▸ **EXERCISE GOAL**:
Indicate only the number of lines in the listing below in which the word "hoàn" appears.

▸ **RECORDS SUPPLIED**:
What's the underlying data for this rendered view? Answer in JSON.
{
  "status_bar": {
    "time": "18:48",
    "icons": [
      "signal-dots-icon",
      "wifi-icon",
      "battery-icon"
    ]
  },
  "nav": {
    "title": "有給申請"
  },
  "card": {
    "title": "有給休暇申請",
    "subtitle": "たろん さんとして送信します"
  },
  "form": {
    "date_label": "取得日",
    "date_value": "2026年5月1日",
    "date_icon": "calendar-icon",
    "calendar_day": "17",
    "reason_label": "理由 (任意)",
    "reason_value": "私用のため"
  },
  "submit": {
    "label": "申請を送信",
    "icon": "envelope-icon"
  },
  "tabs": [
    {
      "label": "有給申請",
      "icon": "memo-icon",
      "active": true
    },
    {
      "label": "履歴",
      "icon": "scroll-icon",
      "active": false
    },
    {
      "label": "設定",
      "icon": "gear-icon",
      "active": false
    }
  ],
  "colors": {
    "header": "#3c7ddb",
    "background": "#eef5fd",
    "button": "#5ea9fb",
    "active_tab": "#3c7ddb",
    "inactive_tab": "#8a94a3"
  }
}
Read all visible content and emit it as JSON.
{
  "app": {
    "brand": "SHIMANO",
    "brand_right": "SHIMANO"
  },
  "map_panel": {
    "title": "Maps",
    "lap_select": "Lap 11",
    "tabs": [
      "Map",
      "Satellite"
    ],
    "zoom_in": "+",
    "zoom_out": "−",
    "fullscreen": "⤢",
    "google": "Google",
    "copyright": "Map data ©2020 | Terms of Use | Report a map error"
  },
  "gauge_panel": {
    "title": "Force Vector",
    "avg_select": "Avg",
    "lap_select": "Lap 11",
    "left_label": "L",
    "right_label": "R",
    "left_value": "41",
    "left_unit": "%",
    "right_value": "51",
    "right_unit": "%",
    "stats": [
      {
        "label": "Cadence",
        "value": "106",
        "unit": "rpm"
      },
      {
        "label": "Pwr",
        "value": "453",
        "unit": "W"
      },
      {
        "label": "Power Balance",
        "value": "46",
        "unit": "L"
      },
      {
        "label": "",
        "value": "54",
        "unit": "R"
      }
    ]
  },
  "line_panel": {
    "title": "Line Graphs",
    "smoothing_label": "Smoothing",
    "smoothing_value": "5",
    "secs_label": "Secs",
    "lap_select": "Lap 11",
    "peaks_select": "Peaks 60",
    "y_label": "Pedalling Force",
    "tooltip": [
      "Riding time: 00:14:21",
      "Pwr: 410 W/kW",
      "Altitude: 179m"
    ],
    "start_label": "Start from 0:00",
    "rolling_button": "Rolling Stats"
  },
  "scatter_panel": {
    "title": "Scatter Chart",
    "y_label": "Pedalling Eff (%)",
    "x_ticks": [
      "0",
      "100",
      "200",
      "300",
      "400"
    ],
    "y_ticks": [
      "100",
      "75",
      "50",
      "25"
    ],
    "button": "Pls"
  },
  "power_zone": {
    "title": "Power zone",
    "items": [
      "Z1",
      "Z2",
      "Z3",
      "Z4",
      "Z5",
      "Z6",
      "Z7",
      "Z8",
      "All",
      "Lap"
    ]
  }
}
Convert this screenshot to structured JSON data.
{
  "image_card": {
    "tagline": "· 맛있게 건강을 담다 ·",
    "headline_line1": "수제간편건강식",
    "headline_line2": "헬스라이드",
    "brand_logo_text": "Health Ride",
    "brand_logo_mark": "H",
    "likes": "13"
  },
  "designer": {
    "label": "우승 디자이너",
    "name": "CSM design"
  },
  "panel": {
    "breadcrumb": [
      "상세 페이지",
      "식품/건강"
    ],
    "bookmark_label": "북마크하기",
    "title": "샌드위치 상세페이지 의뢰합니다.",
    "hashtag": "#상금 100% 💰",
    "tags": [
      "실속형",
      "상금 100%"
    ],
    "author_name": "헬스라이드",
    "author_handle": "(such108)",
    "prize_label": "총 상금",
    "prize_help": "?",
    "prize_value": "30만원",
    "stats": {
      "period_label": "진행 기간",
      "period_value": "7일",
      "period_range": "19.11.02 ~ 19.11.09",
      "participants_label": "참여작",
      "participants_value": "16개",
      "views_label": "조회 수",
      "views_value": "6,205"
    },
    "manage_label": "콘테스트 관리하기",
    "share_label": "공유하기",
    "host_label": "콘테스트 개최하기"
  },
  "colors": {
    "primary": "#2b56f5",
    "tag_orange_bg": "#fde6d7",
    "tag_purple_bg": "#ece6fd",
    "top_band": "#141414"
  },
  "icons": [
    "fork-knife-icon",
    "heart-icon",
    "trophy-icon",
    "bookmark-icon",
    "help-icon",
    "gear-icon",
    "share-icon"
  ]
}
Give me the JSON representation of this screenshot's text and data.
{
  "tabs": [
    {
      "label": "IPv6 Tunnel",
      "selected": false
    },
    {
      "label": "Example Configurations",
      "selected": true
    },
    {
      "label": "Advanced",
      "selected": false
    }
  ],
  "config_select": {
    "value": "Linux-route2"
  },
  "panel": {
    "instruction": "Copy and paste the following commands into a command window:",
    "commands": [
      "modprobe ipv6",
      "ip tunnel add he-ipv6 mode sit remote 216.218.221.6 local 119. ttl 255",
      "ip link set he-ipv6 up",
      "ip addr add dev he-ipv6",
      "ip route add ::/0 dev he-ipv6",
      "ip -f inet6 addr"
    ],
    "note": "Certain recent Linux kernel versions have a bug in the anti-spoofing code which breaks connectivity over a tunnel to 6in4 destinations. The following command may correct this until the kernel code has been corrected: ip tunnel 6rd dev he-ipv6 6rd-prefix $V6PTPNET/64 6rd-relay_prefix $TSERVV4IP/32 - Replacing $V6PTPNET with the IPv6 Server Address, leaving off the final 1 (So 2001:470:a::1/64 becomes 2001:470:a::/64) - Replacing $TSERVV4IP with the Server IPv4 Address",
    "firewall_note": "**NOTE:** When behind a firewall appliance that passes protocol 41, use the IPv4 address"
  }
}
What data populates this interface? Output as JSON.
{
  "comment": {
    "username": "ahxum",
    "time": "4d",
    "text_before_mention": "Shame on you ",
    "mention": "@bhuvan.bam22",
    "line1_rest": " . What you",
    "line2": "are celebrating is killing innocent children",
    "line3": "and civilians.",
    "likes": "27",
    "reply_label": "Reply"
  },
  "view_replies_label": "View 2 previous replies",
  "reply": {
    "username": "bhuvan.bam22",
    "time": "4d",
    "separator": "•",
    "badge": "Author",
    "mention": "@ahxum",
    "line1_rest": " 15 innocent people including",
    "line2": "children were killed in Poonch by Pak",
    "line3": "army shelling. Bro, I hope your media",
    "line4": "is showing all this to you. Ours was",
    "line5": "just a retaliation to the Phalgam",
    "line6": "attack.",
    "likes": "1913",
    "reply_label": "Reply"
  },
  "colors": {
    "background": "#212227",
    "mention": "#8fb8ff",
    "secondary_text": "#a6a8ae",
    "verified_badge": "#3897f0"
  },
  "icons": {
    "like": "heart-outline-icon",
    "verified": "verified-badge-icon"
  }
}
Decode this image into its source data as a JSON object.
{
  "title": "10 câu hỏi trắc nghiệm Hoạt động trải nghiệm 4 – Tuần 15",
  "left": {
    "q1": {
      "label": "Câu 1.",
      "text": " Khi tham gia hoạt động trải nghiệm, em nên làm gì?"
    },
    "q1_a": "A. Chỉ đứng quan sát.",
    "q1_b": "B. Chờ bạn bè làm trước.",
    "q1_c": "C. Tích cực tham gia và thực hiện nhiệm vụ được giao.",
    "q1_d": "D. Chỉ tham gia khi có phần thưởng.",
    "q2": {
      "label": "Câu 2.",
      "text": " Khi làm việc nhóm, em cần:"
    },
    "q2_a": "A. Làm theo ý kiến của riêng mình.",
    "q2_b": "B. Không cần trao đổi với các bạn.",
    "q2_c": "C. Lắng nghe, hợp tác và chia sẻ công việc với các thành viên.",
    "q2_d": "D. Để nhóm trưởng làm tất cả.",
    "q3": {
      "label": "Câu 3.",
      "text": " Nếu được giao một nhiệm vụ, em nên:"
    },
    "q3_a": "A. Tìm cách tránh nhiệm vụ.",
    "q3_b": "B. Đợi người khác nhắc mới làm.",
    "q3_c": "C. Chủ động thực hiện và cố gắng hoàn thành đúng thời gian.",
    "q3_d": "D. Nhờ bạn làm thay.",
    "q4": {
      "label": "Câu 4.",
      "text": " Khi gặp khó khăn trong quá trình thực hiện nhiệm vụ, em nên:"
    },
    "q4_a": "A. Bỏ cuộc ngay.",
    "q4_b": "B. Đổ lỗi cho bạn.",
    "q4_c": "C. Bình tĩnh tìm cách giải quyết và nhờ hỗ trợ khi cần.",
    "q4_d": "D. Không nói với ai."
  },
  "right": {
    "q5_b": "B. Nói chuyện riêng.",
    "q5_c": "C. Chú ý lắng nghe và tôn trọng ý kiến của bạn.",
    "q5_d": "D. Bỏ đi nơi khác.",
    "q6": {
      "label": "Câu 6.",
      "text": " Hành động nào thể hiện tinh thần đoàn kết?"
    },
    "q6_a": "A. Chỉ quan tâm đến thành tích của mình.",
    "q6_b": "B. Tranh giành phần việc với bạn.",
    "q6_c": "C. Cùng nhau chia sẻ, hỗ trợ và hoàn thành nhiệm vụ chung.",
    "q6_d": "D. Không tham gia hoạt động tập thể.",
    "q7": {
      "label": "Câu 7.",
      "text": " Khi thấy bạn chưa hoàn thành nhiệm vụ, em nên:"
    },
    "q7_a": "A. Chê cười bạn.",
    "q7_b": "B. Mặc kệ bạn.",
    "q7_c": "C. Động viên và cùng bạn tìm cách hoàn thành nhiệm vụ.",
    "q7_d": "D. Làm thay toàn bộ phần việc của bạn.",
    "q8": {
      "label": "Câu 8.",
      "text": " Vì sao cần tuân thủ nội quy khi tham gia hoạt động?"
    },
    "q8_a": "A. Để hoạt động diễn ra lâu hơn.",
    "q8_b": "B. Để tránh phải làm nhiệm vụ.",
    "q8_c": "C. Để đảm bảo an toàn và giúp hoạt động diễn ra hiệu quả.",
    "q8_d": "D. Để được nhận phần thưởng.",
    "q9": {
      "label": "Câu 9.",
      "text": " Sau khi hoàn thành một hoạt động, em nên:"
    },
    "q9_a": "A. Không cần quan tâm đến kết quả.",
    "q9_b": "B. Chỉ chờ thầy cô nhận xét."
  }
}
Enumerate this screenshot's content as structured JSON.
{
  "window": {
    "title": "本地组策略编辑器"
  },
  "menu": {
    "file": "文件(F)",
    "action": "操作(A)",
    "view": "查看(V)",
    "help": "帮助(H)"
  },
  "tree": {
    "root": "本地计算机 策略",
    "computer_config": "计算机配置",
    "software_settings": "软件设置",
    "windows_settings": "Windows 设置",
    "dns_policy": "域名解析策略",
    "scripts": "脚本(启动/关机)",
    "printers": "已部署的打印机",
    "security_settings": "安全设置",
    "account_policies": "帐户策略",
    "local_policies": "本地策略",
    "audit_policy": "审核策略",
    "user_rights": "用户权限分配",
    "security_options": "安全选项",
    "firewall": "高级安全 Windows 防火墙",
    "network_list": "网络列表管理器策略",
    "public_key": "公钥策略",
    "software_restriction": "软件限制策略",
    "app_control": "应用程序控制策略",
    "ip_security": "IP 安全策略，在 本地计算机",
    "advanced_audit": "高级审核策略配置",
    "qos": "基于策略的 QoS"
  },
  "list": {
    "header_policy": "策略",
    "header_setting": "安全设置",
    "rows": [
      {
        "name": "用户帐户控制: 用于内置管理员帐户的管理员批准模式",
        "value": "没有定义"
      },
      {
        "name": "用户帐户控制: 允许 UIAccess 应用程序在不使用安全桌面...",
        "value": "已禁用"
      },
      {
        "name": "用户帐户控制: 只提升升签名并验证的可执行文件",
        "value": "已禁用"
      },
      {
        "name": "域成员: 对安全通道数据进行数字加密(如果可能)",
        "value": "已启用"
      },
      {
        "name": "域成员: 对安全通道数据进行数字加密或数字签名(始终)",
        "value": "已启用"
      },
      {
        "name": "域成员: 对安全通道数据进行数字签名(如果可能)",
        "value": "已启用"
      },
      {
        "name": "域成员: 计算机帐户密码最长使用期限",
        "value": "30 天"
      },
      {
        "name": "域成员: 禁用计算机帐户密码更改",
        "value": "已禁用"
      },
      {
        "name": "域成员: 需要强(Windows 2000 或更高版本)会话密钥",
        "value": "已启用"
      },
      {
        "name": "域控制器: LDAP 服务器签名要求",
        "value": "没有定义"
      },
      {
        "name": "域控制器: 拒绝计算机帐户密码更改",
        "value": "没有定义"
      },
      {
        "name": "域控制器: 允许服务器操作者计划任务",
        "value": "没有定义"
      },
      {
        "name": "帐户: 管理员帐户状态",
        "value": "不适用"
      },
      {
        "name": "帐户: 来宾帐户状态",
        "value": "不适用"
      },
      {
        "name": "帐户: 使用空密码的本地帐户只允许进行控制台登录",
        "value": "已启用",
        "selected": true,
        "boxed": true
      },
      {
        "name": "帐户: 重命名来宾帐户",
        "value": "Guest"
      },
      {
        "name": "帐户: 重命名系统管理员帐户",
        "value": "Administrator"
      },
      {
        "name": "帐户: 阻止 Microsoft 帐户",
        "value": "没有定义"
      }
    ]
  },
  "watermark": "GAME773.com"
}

▸ **RESPONSE FOR THIS EXERCISE**:
5